### What you have to do
Output each line of the data below exactly, omitting any image.

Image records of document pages
════

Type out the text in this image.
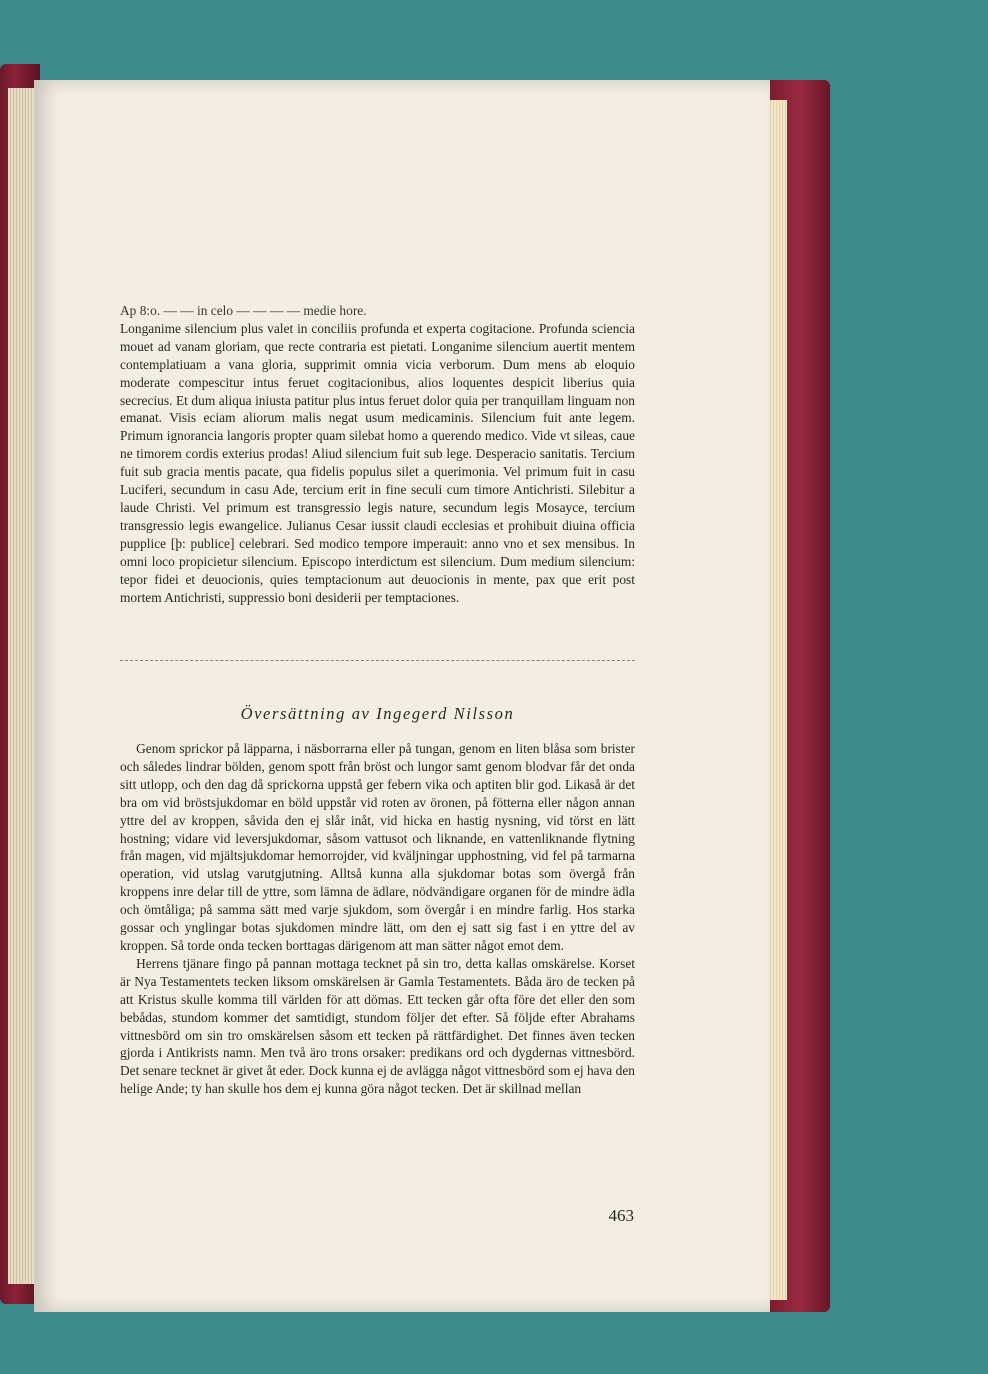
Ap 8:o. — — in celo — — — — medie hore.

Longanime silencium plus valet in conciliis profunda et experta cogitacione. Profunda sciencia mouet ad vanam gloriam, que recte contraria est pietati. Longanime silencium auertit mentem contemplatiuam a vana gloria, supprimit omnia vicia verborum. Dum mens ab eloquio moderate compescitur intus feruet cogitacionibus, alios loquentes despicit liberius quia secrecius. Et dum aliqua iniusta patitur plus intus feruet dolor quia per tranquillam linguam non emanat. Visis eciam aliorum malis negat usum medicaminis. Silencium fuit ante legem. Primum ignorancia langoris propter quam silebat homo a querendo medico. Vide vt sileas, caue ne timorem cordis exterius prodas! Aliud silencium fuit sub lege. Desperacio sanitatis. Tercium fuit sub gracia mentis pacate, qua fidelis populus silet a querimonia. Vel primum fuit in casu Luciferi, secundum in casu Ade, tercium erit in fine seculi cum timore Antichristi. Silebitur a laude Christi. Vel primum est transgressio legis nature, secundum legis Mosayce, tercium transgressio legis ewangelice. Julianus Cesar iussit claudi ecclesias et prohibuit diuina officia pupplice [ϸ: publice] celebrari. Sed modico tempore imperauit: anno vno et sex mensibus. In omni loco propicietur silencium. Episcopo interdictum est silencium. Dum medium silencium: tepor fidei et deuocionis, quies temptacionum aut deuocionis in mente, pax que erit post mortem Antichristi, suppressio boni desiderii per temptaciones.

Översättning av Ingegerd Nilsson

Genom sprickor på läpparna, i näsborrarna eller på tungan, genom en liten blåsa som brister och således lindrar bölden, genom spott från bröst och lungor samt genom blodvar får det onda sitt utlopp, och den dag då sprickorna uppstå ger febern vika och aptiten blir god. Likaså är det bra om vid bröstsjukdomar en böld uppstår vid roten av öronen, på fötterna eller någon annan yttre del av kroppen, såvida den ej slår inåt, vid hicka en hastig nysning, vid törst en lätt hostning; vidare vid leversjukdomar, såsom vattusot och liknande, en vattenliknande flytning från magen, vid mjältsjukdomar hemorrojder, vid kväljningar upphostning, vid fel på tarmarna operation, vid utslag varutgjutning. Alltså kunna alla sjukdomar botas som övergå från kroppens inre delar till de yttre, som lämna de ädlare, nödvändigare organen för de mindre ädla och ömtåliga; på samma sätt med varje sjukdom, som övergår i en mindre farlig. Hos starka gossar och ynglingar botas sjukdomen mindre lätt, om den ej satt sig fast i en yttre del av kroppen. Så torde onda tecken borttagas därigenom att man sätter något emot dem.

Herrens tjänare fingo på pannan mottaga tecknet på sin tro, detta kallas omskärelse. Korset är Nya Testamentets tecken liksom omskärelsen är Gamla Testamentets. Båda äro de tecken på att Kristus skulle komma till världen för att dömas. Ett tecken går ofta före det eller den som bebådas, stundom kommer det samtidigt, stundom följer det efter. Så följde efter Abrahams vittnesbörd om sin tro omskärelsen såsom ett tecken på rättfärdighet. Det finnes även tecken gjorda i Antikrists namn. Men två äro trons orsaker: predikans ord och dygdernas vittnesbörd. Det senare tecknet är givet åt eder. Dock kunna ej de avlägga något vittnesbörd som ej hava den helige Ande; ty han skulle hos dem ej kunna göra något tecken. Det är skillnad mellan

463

════

### Exercise solution
Type out the text in this image.
Ap 8:o. — — in celo — — — — medie hore.

Longanime silencium plus valet in conciliis profunda et experta cogitacione. Profunda sciencia mouet ad vanam gloriam, que recte contraria est pietati. Longanime silencium auertit mentem contemplatiuam a vana gloria, supprimit omnia vicia verborum. Dum mens ab eloquio moderate compescitur intus feruet cogitacionibus, alios loquentes despicit liberius quia secrecius. Et dum aliqua iniusta patitur plus intus feruet dolor quia per tranquillam linguam non emanat. Visis eciam aliorum malis negat usum medicaminis. Silencium fuit ante legem. Primum ignorancia langoris propter quam silebat homo a querendo medico. Vide vt sileas, caue ne timorem cordis exterius prodas! Aliud silencium fuit sub lege. Desperacio sanitatis. Tercium fuit sub gracia mentis pacate, qua fidelis populus silet a querimonia. Vel primum fuit in casu Luciferi, secundum in casu Ade, tercium erit in fine seculi cum timore Antichristi. Silebitur a laude Christi. Vel primum est transgressio legis nature, secundum legis Mosayce, tercium transgressio legis ewangelice. Julianus Cesar iussit claudi ecclesias et prohibuit diuina officia pupplice [ϸ: publice] celebrari. Sed modico tempore imperauit: anno vno et sex mensibus. In omni loco propicietur silencium. Episcopo interdictum est silencium. Dum medium silencium: tepor fidei et deuocionis, quies temptacionum aut deuocionis in mente, pax que erit post mortem Antichristi, suppressio boni desiderii per temptaciones.

Översättning av Ingegerd Nilsson

Genom sprickor på läpparna, i näsborrarna eller på tungan, genom en liten blåsa som brister och således lindrar bölden, genom spott från bröst och lungor samt genom blodvar får det onda sitt utlopp, och den dag då sprickorna uppstå ger febern vika och aptiten blir god. Likaså är det bra om vid bröstsjukdomar en böld uppstår vid roten av öronen, på fötterna eller någon annan yttre del av kroppen, såvida den ej slår inåt, vid hicka en hastig nysning, vid törst en lätt hostning; vidare vid leversjukdomar, såsom vattusot och liknande, en vattenliknande flytning från magen, vid mjältsjukdomar hemorrojder, vid kväljningar upphostning, vid fel på tarmarna operation, vid utslag varutgjutning. Alltså kunna alla sjukdomar botas som övergå från kroppens inre delar till de yttre, som lämna de ädlare, nödvändigare organen för de mindre ädla och ömtåliga; på samma sätt med varje sjukdom, som övergår i en mindre farlig. Hos starka gossar och ynglingar botas sjukdomen mindre lätt, om den ej satt sig fast i en yttre del av kroppen. Så torde onda tecken borttagas därigenom att man sätter något emot dem.

Herrens tjänare fingo på pannan mottaga tecknet på sin tro, detta kallas omskärelse. Korset är Nya Testamentets tecken liksom omskärelsen är Gamla Testamentets. Båda äro de tecken på att Kristus skulle komma till världen för att dömas. Ett tecken går ofta före det eller den som bebådas, stundom kommer det samtidigt, stundom följer det efter. Så följde efter Abrahams vittnesbörd om sin tro omskärelsen såsom ett tecken på rättfärdighet. Det finnes även tecken gjorda i Antikrists namn. Men två äro trons orsaker: predikans ord och dygdernas vittnesbörd. Det senare tecknet är givet åt eder. Dock kunna ej de avlägga något vittnesbörd som ej hava den helige Ande; ty han skulle hos dem ej kunna göra något tecken. Det är skillnad mellan

463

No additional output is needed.